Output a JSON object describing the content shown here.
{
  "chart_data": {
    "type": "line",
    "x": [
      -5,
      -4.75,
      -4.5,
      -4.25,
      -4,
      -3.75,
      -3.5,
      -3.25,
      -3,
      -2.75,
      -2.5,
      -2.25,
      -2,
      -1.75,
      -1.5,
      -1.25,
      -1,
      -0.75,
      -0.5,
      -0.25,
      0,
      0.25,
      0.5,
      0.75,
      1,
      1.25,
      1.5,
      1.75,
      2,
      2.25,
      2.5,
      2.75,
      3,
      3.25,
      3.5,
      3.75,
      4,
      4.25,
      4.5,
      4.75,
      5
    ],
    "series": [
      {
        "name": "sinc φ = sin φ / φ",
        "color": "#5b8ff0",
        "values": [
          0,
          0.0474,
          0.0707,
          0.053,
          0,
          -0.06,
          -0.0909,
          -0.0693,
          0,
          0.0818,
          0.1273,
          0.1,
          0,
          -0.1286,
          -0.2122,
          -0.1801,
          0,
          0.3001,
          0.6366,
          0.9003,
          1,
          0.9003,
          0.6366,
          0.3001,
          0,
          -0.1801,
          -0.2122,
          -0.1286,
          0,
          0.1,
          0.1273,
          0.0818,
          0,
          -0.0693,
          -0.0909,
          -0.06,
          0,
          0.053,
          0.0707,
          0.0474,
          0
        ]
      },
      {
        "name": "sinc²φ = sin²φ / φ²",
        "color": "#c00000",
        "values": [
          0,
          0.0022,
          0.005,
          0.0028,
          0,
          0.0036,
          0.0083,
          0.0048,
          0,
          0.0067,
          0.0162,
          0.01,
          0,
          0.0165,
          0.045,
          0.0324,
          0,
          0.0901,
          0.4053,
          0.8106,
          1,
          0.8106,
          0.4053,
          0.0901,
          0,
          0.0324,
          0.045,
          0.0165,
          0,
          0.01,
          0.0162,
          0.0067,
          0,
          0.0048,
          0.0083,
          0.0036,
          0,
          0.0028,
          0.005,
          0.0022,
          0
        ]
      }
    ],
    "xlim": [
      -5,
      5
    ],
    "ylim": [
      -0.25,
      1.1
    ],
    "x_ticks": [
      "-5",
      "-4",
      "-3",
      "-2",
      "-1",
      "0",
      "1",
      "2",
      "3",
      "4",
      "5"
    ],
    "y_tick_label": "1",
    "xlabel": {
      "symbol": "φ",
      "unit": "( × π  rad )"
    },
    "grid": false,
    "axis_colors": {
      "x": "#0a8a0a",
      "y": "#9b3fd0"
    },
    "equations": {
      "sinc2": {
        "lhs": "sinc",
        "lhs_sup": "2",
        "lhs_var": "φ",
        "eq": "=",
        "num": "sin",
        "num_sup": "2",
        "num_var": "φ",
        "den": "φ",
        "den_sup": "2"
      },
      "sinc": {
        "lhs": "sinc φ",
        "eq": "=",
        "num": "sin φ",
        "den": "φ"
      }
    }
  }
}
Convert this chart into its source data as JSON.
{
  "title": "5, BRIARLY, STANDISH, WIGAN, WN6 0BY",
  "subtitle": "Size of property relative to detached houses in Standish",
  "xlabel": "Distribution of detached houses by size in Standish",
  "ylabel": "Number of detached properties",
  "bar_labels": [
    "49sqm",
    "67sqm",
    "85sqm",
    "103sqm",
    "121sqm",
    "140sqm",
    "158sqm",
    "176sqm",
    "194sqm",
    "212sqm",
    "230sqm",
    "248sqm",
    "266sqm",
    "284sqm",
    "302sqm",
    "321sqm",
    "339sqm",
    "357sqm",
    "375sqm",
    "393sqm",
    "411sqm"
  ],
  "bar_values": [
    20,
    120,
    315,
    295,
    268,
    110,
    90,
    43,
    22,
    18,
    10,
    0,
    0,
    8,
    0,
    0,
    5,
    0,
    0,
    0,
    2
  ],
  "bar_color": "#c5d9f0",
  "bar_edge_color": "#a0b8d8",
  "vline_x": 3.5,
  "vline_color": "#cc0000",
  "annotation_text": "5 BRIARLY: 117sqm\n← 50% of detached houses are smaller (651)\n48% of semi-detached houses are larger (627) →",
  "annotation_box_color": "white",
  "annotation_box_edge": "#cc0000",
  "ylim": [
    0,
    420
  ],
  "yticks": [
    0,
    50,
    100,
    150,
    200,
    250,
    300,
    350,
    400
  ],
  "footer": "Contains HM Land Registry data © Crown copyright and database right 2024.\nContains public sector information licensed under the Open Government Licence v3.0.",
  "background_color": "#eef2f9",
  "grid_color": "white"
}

* Aim of the task
Restate the data above word for word, please.

* Output of the task
Output a JSON object describing the content shown here.
{
  "chart_data": {
    "type": "line",
    "x": [
      -5,
      -4.75,
      -4.5,
      -4.25,
      -4,
      -3.75,
      -3.5,
      -3.25,
      -3,
      -2.75,
      -2.5,
      -2.25,
      -2,
      -1.75,
      -1.5,
      -1.25,
      -1,
      -0.75,
      -0.5,
      -0.25,
      0,
      0.25,
      0.5,
      0.75,
      1,
      1.25,
      1.5,
      1.75,
      2,
      2.25,
      2.5,
      2.75,
      3,
      3.25,
      3.5,
      3.75,
      4,
      4.25,
      4.5,
      4.75,
      5
    ],
    "series": [
      {
        "name": "sinc φ = sin φ / φ",
        "color": "#5b8ff0",
        "values": [
          0,
          0.0474,
          0.0707,
          0.053,
          0,
          -0.06,
          -0.0909,
          -0.0693,
          0,
          0.0818,
          0.1273,
          0.1,
          0,
          -0.1286,
          -0.2122,
          -0.1801,
          0,
          0.3001,
          0.6366,
          0.9003,
          1,
          0.9003,
          0.6366,
          0.3001,
          0,
          -0.1801,
          -0.2122,
          -0.1286,
          0,
          0.1,
          0.1273,
          0.0818,
          0,
          -0.0693,
          -0.0909,
          -0.06,
          0,
          0.053,
          0.0707,
          0.0474,
          0
        ]
      },
      {
        "name": "sinc²φ = sin²φ / φ²",
        "color": "#c00000",
        "values": [
          0,
          0.0022,
          0.005,
          0.0028,
          0,
          0.0036,
          0.0083,
          0.0048,
          0,
          0.0067,
          0.0162,
          0.01,
          0,
          0.0165,
          0.045,
          0.0324,
          0,
          0.0901,
          0.4053,
          0.8106,
          1,
          0.8106,
          0.4053,
          0.0901,
          0,
          0.0324,
          0.045,
          0.0165,
          0,
          0.01,
          0.0162,
          0.0067,
          0,
          0.0048,
          0.0083,
          0.0036,
          0,
          0.0028,
          0.005,
          0.0022,
          0
        ]
      }
    ],
    "xlim": [
      -5,
      5
    ],
    "ylim": [
      -0.25,
      1.1
    ],
    "x_ticks": [
      "-5",
      "-4",
      "-3",
      "-2",
      "-1",
      "0",
      "1",
      "2",
      "3",
      "4",
      "5"
    ],
    "y_tick_label": "1",
    "xlabel": {
      "symbol": "φ",
      "unit": "( × π  rad )"
    },
    "grid": false,
    "axis_colors": {
      "x": "#0a8a0a",
      "y": "#9b3fd0"
    },
    "equations": {
      "sinc2": {
        "lhs": "sinc",
        "lhs_sup": "2",
        "lhs_var": "φ",
        "eq": "=",
        "num": "sin",
        "num_sup": "2",
        "num_var": "φ",
        "den": "φ",
        "den_sup": "2"
      },
      "sinc": {
        "lhs": "sinc φ",
        "eq": "=",
        "num": "sin φ",
        "den": "φ"
      }
    }
  }
}
Convert this chart into its source data as JSON.
{
  "title": "5, BRIARLY, STANDISH, WIGAN, WN6 0BY",
  "subtitle": "Size of property relative to detached houses in Standish",
  "xlabel": "Distribution of detached houses by size in Standish",
  "ylabel": "Number of detached properties",
  "bar_labels": [
    "49sqm",
    "67sqm",
    "85sqm",
    "103sqm",
    "121sqm",
    "140sqm",
    "158sqm",
    "176sqm",
    "194sqm",
    "212sqm",
    "230sqm",
    "248sqm",
    "266sqm",
    "284sqm",
    "302sqm",
    "321sqm",
    "339sqm",
    "357sqm",
    "375sqm",
    "393sqm",
    "411sqm"
  ],
  "bar_values": [
    20,
    120,
    315,
    295,
    268,
    110,
    90,
    43,
    22,
    18,
    10,
    0,
    0,
    8,
    0,
    0,
    5,
    0,
    0,
    0,
    2
  ],
  "bar_color": "#c5d9f0",
  "bar_edge_color": "#a0b8d8",
  "vline_x": 3.5,
  "vline_color": "#cc0000",
  "annotation_text": "5 BRIARLY: 117sqm\n← 50% of detached houses are smaller (651)\n48% of semi-detached houses are larger (627) →",
  "annotation_box_color": "white",
  "annotation_box_edge": "#cc0000",
  "ylim": [
    0,
    420
  ],
  "yticks": [
    0,
    50,
    100,
    150,
    200,
    250,
    300,
    350,
    400
  ],
  "footer": "Contains HM Land Registry data © Crown copyright and database right 2024.\nContains public sector information licensed under the Open Government Licence v3.0.",
  "background_color": "#eef2f9",
  "grid_color": "white"
}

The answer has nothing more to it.